##### INPUT ROWS #####
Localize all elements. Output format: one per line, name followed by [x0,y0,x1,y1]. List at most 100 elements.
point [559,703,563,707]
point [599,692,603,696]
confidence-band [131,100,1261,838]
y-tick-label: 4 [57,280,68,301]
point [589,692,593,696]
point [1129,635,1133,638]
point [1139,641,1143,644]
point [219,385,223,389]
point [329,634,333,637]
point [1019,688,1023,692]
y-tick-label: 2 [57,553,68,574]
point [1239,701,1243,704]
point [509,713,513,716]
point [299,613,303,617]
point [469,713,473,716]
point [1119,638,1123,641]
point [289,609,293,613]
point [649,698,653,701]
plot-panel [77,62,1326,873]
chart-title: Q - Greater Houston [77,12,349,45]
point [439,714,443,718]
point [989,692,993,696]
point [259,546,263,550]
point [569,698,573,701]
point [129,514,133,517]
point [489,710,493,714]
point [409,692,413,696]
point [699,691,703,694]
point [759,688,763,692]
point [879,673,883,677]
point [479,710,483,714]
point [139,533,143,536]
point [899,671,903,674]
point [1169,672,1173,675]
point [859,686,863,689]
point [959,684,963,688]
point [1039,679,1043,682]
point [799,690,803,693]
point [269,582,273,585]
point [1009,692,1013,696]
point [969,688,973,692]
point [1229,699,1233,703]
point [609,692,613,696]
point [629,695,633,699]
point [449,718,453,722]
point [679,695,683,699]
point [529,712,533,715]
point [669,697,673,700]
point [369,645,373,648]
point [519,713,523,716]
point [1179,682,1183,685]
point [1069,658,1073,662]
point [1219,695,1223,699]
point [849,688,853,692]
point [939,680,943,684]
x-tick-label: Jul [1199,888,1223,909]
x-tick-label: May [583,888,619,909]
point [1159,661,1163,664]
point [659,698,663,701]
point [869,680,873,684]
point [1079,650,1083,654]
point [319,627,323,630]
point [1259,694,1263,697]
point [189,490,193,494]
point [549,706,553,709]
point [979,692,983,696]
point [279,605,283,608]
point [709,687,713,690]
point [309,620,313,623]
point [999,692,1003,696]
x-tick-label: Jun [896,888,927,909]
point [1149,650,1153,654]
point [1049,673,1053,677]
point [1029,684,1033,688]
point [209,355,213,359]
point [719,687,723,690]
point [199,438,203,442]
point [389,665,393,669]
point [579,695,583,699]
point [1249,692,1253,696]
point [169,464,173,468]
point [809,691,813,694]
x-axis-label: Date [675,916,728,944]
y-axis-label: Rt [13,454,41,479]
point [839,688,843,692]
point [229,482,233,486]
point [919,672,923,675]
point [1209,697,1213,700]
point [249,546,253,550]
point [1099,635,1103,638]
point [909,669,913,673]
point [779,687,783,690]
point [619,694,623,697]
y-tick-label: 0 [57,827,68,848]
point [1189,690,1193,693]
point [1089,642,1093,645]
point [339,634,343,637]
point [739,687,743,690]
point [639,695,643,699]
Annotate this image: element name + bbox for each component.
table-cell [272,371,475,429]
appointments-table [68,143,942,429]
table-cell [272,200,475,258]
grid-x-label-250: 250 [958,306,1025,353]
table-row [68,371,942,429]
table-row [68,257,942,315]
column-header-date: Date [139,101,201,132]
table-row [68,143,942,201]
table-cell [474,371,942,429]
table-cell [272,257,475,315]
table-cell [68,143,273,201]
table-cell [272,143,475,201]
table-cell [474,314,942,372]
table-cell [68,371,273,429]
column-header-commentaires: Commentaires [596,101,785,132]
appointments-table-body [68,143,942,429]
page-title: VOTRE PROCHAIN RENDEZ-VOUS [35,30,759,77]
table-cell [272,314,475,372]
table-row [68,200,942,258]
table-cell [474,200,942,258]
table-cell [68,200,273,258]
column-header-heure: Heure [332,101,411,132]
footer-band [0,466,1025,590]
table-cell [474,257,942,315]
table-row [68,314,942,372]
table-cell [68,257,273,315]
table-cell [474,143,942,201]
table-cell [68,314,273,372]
#####
• **SET TASK**: Could you turn the entries above into a Markdown table with a Row column for the row number and a Line column for each line, skipping blank lines? Start with the first line of the entries and go on through the line containing "point [699,691,703,694]", both included.

• **THE RESULT**:
| Row | Line |
|---|---|
| 1 | Localize all elements. Output format: one per line, name followed by [x0,y0,x1,y1]. List at most 100 elements. |
| 2 | point [559,703,563,707] |
| 3 | point [599,692,603,696] |
| 4 | confidence-band [131,100,1261,838] |
| 5 | y-tick-label: 4 [57,280,68,301] |
| 6 | point [589,692,593,696] |
| 7 | point [1129,635,1133,638] |
| 8 | point [1139,641,1143,644] |
| 9 | point [219,385,223,389] |
| 10 | point [329,634,333,637] |
| 11 | point [1019,688,1023,692] |
| 12 | y-tick-label: 2 [57,553,68,574] |
| 13 | point [1239,701,1243,704] |
| 14 | point [509,713,513,716] |
| 15 | point [299,613,303,617] |
| 16 | point [469,713,473,716] |
| 17 | point [1119,638,1123,641] |
| 18 | point [289,609,293,613] |
| 19 | point [649,698,653,701] |
| 20 | plot-panel [77,62,1326,873] |
| 21 | chart-title: Q - Greater Houston [77,12,349,45] |
| 22 | point [439,714,443,718] |
| 23 | point [989,692,993,696] |
| 24 | point [259,546,263,550] |
| 25 | point [569,698,573,701] |
| 26 | point [129,514,133,517] |
| 27 | point [489,710,493,714] |
| 28 | point [409,692,413,696] |
| 29 | point [699,691,703,694] |